● ENTRIES
★ ★ ★ ★ ★ ★ ★

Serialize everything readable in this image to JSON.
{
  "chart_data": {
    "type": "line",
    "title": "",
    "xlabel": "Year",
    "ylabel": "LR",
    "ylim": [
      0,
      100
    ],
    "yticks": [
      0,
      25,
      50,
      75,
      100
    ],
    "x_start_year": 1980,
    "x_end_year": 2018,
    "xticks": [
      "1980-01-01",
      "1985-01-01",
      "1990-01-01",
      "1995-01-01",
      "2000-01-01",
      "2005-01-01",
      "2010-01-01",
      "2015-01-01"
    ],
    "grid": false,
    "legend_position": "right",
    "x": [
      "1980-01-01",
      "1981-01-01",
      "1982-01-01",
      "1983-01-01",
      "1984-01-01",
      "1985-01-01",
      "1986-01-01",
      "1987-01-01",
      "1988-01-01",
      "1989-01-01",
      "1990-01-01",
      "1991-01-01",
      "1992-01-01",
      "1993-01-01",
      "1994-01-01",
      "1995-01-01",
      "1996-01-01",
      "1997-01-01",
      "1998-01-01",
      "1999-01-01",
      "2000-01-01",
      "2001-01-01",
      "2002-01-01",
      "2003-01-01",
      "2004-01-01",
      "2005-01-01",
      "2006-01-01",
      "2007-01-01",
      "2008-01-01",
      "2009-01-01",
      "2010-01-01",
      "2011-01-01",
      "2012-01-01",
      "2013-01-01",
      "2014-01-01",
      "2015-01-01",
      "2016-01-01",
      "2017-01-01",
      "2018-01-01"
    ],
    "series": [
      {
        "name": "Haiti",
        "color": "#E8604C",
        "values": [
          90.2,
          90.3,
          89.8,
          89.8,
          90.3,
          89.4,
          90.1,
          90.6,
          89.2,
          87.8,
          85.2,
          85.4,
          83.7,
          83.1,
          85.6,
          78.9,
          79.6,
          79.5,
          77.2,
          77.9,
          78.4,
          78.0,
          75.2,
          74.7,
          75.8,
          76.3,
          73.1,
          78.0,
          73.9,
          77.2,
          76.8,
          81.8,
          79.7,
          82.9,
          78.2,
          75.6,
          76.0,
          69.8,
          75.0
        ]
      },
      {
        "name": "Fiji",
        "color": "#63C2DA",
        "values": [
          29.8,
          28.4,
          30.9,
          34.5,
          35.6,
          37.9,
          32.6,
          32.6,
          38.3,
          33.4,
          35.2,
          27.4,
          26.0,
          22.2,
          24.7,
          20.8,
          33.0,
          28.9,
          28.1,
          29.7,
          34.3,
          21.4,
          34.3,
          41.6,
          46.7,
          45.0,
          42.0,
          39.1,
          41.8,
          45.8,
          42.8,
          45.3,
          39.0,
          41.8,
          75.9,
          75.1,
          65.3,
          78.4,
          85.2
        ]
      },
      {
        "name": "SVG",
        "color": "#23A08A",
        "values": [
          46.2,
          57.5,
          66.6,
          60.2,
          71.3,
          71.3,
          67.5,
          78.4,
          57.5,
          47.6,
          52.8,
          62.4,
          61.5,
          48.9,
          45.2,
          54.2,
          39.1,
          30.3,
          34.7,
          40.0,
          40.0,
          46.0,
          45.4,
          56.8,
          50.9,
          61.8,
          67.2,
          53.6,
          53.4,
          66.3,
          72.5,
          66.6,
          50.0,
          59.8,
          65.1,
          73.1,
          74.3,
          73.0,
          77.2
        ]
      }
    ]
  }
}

★ ★ ★ ★ ★ ★ ★

Show every line in the records above that contains the word "color".

● SOLUTION FOR THIS PROBLEM
        "color": "#E8604C",
        "color": "#63C2DA",
        "color": "#23A08A",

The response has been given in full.